══ DATASET EXTRACT ══
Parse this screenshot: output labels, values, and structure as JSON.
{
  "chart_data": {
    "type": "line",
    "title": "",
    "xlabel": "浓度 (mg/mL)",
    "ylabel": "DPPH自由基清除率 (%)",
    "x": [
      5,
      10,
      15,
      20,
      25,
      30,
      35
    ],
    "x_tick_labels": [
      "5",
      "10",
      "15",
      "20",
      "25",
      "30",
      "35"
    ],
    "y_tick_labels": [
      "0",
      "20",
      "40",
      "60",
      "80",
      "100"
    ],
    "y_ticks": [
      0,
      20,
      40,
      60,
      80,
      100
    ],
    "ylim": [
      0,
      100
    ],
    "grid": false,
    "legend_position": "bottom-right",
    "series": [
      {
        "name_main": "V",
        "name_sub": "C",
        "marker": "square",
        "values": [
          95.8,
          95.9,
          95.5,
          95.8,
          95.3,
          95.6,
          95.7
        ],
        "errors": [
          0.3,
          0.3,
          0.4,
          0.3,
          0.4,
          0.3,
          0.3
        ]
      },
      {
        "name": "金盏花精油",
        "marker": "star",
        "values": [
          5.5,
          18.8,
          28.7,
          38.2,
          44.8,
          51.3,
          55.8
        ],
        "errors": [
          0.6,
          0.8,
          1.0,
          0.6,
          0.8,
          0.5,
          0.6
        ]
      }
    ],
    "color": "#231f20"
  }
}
═══
══ DATASET EXTRACT ══
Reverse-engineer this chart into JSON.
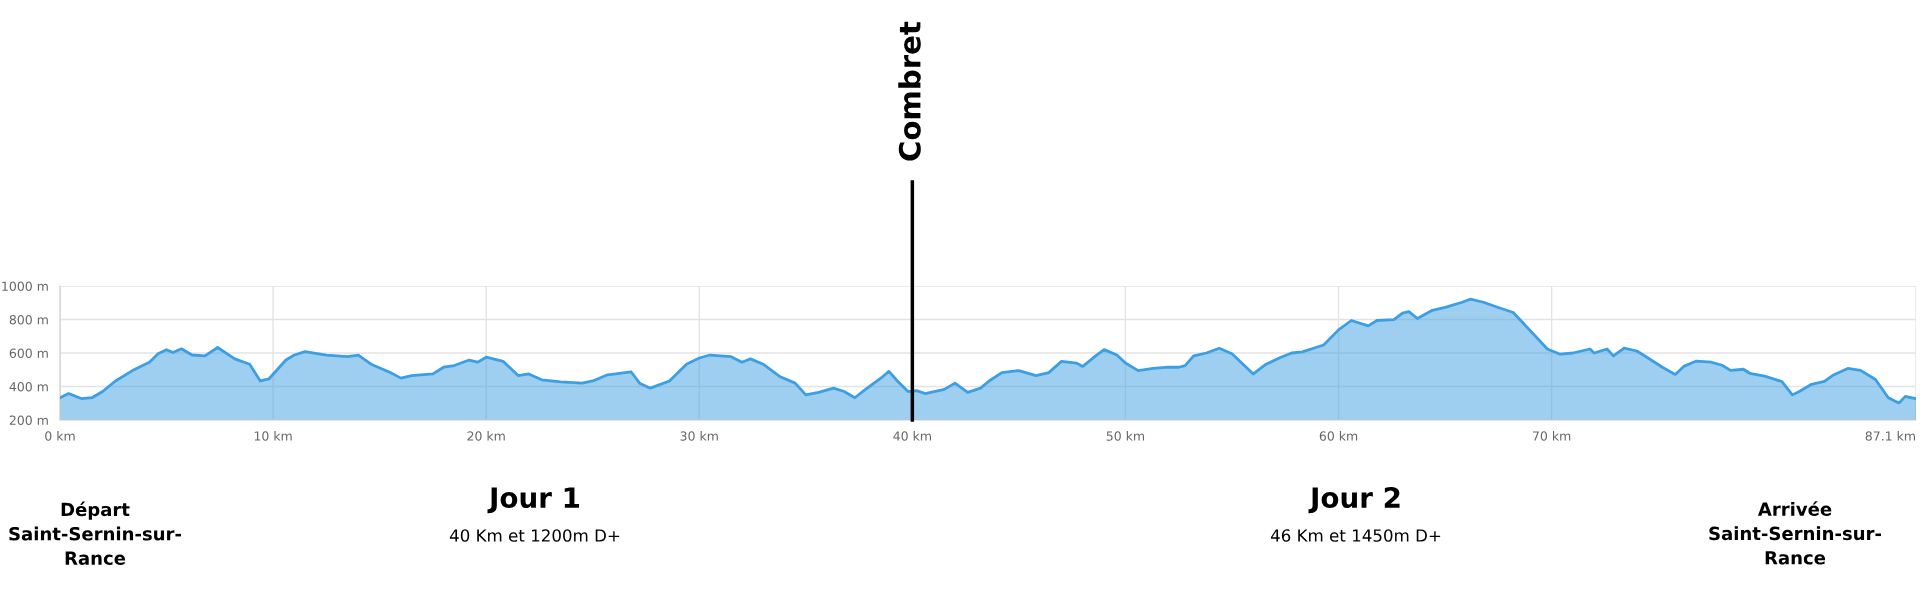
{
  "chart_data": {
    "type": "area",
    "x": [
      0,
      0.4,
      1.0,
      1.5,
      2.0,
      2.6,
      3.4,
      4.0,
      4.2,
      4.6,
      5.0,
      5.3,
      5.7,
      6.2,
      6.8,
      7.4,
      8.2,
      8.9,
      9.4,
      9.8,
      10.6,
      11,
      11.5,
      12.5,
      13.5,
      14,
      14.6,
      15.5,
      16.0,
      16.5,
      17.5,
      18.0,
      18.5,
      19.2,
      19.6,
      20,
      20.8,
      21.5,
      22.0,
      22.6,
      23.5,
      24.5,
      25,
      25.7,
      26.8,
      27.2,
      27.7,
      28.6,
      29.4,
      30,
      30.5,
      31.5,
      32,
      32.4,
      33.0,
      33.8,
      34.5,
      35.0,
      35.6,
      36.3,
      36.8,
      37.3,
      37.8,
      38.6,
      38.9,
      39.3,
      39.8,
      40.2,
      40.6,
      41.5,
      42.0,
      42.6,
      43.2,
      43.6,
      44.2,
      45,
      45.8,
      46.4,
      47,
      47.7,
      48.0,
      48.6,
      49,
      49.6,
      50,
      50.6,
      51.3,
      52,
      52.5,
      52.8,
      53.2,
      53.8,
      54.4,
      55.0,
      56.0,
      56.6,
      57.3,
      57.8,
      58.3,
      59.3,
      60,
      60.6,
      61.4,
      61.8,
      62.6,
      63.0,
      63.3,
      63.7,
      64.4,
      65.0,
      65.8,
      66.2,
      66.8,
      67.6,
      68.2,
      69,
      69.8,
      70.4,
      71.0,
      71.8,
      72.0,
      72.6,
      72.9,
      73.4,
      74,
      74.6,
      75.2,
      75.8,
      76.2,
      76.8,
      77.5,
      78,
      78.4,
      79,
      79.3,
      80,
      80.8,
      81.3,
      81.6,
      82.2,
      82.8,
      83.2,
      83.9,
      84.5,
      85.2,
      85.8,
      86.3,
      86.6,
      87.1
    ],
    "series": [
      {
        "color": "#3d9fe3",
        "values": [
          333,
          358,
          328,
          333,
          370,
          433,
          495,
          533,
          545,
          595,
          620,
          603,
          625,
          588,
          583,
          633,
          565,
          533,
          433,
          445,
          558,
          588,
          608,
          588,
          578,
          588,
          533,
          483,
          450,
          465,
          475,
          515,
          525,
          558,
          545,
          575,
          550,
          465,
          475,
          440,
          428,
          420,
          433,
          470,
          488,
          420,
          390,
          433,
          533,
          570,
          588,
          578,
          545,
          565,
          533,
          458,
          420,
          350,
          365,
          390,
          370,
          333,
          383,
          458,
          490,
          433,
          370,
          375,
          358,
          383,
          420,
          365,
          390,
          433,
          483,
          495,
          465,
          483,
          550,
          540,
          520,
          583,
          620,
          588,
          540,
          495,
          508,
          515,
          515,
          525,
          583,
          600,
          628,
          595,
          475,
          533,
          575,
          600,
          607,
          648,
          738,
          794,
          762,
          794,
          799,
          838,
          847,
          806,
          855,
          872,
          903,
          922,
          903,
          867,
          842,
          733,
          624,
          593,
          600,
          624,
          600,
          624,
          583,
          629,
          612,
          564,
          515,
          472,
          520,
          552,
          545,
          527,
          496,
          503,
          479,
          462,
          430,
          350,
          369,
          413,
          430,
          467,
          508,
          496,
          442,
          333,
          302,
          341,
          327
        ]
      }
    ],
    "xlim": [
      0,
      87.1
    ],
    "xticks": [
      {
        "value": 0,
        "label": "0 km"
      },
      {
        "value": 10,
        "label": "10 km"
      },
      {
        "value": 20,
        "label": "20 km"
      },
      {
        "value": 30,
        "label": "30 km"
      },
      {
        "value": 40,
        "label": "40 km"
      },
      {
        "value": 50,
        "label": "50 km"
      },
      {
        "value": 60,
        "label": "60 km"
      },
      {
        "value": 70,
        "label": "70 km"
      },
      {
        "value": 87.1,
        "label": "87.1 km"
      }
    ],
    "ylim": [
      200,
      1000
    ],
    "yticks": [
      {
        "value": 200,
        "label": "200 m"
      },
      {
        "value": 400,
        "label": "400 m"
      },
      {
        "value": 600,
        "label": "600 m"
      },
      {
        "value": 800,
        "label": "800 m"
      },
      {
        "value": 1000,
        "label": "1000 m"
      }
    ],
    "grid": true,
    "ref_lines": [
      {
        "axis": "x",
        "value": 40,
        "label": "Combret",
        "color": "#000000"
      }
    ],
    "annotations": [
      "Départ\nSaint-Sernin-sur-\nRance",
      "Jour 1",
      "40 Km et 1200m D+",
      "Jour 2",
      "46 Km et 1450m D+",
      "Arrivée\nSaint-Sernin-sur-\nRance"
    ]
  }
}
═══
PROBLEM TO SOLVE: From the entries above, list each line with "Sernin" in it.

RESPONSE FOR THIS EXERCISE:
      "Départ\nSaint-Sernin-sur-\nRance",
      "Arrivée\nSaint-Sernin-sur-\nRance"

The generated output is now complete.